**Stated goal**
In the listing that follows, count each line containing the string "Ptot" and report only the count.
-- BEGIN --
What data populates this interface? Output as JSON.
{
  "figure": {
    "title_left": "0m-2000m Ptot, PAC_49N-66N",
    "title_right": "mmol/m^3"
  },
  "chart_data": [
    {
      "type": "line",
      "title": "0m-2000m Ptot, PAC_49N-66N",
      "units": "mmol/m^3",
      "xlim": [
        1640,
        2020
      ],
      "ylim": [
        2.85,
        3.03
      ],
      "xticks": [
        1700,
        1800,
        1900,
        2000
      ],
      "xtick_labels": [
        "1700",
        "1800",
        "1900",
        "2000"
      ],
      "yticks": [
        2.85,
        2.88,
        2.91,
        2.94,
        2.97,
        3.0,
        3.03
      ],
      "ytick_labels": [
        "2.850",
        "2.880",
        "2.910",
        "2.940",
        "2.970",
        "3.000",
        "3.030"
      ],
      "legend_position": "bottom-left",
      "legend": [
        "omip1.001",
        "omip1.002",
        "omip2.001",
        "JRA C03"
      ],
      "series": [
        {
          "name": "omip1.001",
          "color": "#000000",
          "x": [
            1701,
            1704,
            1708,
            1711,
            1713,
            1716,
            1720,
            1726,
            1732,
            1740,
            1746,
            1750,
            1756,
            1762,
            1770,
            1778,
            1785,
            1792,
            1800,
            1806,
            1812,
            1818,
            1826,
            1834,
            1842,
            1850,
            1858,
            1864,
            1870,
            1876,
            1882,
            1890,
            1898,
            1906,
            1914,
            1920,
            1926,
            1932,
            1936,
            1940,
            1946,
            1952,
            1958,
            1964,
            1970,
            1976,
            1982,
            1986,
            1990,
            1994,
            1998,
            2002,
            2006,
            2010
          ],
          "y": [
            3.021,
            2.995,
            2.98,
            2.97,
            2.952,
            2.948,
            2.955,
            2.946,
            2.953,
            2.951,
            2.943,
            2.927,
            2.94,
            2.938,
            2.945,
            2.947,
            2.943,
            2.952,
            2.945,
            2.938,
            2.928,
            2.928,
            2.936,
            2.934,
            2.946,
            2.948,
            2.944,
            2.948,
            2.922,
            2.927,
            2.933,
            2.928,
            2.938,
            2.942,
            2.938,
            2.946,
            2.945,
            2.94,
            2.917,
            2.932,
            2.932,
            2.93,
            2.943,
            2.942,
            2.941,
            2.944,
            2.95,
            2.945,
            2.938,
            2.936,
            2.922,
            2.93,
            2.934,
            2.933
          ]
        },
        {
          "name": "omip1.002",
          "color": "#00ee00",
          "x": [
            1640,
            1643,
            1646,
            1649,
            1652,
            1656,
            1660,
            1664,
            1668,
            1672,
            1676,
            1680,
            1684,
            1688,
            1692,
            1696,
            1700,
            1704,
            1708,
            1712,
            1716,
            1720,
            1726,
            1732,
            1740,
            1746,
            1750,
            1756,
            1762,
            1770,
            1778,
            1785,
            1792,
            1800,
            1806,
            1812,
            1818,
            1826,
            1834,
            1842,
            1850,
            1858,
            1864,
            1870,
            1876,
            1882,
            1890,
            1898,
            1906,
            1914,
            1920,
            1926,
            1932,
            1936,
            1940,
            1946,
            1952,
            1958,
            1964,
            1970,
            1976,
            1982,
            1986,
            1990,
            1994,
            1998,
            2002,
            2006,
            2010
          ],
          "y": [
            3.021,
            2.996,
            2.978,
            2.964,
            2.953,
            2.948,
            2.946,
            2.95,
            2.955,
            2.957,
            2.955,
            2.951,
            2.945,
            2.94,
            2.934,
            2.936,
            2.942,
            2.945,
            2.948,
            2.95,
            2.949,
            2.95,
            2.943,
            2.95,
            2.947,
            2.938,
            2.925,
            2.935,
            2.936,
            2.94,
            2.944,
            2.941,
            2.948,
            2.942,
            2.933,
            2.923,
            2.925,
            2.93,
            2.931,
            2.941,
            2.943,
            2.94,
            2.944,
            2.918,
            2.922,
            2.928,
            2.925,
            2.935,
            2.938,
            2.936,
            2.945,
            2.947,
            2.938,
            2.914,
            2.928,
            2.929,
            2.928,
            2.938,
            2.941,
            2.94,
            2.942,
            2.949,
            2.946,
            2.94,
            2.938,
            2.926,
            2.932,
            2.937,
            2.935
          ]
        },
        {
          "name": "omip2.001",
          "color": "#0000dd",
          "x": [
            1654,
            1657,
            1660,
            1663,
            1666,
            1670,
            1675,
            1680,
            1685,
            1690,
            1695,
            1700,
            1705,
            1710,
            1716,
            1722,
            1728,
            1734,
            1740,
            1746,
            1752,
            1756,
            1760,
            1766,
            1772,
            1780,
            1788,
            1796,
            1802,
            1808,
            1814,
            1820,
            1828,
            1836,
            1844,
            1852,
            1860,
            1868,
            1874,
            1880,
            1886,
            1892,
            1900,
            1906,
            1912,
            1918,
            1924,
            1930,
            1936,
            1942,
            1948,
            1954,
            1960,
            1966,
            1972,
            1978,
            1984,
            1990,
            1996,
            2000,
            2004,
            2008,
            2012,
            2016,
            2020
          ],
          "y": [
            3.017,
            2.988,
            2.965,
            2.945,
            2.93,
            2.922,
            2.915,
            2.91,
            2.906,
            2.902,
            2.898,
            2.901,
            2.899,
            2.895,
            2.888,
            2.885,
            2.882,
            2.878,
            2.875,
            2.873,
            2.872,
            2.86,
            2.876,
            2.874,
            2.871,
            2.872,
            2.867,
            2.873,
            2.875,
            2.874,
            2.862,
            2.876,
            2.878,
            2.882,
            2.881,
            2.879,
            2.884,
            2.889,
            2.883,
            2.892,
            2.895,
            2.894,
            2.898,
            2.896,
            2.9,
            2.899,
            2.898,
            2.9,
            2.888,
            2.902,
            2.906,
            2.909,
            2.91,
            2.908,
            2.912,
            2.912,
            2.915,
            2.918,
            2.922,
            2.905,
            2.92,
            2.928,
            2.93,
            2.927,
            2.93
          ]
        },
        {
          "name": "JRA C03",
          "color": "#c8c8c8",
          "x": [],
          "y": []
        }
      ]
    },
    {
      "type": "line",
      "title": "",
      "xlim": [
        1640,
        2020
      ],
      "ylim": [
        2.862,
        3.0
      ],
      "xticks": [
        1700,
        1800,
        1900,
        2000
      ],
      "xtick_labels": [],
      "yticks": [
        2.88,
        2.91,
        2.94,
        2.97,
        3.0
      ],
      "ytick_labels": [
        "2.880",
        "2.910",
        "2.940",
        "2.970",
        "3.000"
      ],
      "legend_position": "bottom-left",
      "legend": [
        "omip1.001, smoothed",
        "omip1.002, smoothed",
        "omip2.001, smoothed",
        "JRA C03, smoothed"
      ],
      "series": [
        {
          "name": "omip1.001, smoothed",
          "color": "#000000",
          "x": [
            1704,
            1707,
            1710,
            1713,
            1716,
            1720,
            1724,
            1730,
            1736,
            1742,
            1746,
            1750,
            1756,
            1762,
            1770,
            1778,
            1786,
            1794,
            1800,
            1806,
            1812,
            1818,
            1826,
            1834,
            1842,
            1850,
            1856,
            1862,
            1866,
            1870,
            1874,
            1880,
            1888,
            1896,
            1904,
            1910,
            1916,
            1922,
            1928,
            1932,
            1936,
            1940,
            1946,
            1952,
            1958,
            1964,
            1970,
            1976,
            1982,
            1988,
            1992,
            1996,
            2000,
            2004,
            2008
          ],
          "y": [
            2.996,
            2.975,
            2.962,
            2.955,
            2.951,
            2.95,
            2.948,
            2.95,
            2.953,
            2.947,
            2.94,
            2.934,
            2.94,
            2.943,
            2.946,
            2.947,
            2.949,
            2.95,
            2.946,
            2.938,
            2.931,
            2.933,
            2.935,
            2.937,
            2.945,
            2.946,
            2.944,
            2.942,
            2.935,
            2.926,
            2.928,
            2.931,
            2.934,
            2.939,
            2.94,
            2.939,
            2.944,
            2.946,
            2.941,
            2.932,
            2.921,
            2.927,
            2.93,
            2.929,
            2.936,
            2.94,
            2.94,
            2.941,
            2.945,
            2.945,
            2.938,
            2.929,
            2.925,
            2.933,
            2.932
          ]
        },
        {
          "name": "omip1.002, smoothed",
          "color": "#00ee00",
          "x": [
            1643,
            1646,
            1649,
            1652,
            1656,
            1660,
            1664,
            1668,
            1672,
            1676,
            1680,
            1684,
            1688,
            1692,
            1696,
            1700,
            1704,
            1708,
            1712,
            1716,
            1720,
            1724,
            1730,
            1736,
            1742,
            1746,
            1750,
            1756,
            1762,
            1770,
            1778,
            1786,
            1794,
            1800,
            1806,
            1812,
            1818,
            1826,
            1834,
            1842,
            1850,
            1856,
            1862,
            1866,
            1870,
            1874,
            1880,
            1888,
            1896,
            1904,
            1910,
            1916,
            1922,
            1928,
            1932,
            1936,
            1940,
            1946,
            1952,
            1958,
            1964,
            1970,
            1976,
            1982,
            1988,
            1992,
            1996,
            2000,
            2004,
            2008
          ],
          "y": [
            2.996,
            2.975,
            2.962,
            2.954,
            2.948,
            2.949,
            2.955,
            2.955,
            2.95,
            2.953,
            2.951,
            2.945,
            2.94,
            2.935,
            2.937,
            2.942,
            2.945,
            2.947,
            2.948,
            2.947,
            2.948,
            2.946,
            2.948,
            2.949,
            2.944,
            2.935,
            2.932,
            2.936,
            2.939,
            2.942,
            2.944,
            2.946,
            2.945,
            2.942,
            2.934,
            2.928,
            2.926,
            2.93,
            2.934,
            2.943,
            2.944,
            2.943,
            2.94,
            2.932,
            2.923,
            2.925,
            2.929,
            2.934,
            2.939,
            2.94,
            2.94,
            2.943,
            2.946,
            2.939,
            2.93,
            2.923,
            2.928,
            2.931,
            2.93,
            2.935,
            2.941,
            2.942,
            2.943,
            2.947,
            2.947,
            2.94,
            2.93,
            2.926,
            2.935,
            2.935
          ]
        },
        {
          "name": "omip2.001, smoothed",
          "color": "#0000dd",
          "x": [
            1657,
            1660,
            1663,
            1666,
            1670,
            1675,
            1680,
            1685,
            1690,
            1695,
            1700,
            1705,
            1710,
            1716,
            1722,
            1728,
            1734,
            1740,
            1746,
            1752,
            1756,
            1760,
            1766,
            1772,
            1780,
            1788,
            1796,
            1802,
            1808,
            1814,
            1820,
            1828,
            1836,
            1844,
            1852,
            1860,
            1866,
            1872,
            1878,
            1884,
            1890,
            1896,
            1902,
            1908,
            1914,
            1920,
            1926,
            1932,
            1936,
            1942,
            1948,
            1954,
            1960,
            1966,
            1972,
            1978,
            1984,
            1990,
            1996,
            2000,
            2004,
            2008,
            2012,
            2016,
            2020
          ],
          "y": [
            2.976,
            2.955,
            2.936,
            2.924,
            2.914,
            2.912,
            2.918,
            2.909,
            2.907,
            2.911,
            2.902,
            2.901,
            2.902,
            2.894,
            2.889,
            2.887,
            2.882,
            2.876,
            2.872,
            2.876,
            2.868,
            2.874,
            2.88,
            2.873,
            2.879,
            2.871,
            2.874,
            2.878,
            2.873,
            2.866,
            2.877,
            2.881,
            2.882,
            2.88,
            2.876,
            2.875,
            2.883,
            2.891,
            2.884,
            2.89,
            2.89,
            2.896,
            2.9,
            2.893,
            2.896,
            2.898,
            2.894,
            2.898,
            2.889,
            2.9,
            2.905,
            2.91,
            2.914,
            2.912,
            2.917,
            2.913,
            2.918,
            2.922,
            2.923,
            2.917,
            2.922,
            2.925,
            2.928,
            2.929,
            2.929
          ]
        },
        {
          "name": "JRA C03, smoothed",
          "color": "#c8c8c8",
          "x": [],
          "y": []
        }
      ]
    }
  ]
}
-- END --
**Task response**
2